--- Task inputs ---

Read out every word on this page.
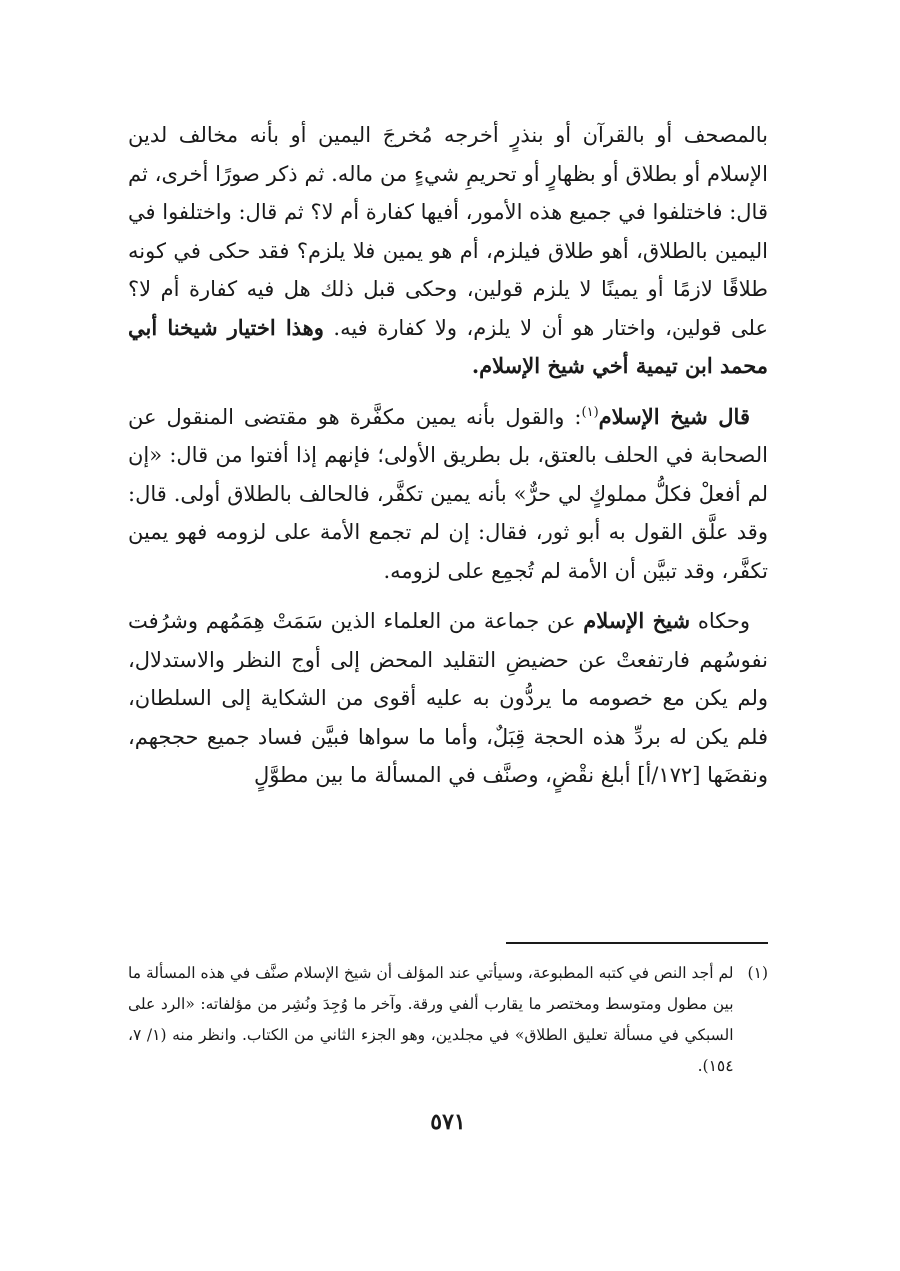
بالمصحف أو بالقرآن أو بنذرٍ أخرجه مُخرجَ اليمين أو بأنه مخالف لدين الإسلام أو بطلاق أو بظهارٍ أو تحريمِ شيءٍ من ماله. ثم ذكر صورًا أخرى، ثم قال: فاختلفوا في جميع هذه الأمور، أفيها كفارة أم لا؟ ثم قال: واختلفوا في اليمين بالطلاق، أهو طلاق فيلزم، أم هو يمين فلا يلزم؟ فقد حكى في كونه طلاقًا لازمًا أو يمينًا لا يلزم قولين، وحكى قبل ذلك هل فيه كفارة أم لا؟ على قولين، واختار هو أن لا يلزم، ولا كفارة فيه. وهذا اختيار شيخنا أبي محمد ابن تيمية أخي شيخ الإسلام.

قال شيخ الإسلام$^{(١)}$: والقول بأنه يمين مكفَّرة هو مقتضى المنقول عن الصحابة في الحلف بالعتق، بل بطريق الأولى؛ فإنهم إذا أفتوا من قال: «إن لم أفعلْ فكلُّ مملوكٍ لي حرٌّ» بأنه يمين تكفَّر، فالحالف بالطلاق أولى. قال: وقد علَّق القول به أبو ثور، فقال: إن لم تجمع الأمة على لزومه فهو يمين تكفَّر، وقد تبيَّن أن الأمة لم تُجمِع على لزومه.

وحكاه شيخ الإسلام عن جماعة من العلماء الذين سَمَتْ هِمَمُهم وشرُفت نفوسُهم فارتفعتْ عن حضيضِ التقليد المحض إلى أوج النظر والاستدلال، ولم يكن مع خصومه ما يردُّون به عليه أقوى من الشكاية إلى السلطان، فلم يكن له بردِّ هذه الحجة قِبَلٌ، وأما ما سواها فبيَّن فساد جميع حججهم، ونقضَها [١٧٢/أ] أبلغ نقْضٍ، وصنَّف في المسألة ما بين مطوَّلٍ

(١)
لم أجد النص في كتبه المطبوعة، وسيأتي عند المؤلف أن شيخ الإسلام صنَّف في هذه المسألة ما بين مطول ومتوسط ومختصر ما يقارب ألفي ورقة. وآخر ما وُجِدَ ونُشِر من مؤلفاته: «الرد على السبكي في مسألة تعليق الطلاق» في مجلدين، وهو الجزء الثاني من الكتاب. وانظر منه (١/ ٧، ١٥٤).
٥٧١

---

Quote the listing above in full, except for the pictures.

Written answer:
Read out every word on this page.
بالمصحف أو بالقرآن أو بنذرٍ أخرجه مُخرجَ اليمين أو بأنه مخالف لدين الإسلام أو بطلاق أو بظهارٍ أو تحريمِ شيءٍ من ماله. ثم ذكر صورًا أخرى، ثم قال: فاختلفوا في جميع هذه الأمور، أفيها كفارة أم لا؟ ثم قال: واختلفوا في اليمين بالطلاق، أهو طلاق فيلزم، أم هو يمين فلا يلزم؟ فقد حكى في كونه طلاقًا لازمًا أو يمينًا لا يلزم قولين، وحكى قبل ذلك هل فيه كفارة أم لا؟ على قولين، واختار هو أن لا يلزم، ولا كفارة فيه. وهذا اختيار شيخنا أبي محمد ابن تيمية أخي شيخ الإسلام.

قال شيخ الإسلام$^{(١)}$: والقول بأنه يمين مكفَّرة هو مقتضى المنقول عن الصحابة في الحلف بالعتق، بل بطريق الأولى؛ فإنهم إذا أفتوا من قال: «إن لم أفعلْ فكلُّ مملوكٍ لي حرٌّ» بأنه يمين تكفَّر، فالحالف بالطلاق أولى. قال: وقد علَّق القول به أبو ثور، فقال: إن لم تجمع الأمة على لزومه فهو يمين تكفَّر، وقد تبيَّن أن الأمة لم تُجمِع على لزومه.

وحكاه شيخ الإسلام عن جماعة من العلماء الذين سَمَتْ هِمَمُهم وشرُفت نفوسُهم فارتفعتْ عن حضيضِ التقليد المحض إلى أوج النظر والاستدلال، ولم يكن مع خصومه ما يردُّون به عليه أقوى من الشكاية إلى السلطان، فلم يكن له بردِّ هذه الحجة قِبَلٌ، وأما ما سواها فبيَّن فساد جميع حججهم، ونقضَها [١٧٢/أ] أبلغ نقْضٍ، وصنَّف في المسألة ما بين مطوَّلٍ

(١)
لم أجد النص في كتبه المطبوعة، وسيأتي عند المؤلف أن شيخ الإسلام صنَّف في هذه المسألة ما بين مطول ومتوسط ومختصر ما يقارب ألفي ورقة. وآخر ما وُجِدَ ونُشِر من مؤلفاته: «الرد على السبكي في مسألة تعليق الطلاق» في مجلدين، وهو الجزء الثاني من الكتاب. وانظر منه (١/ ٧، ١٥٤).
٥٧١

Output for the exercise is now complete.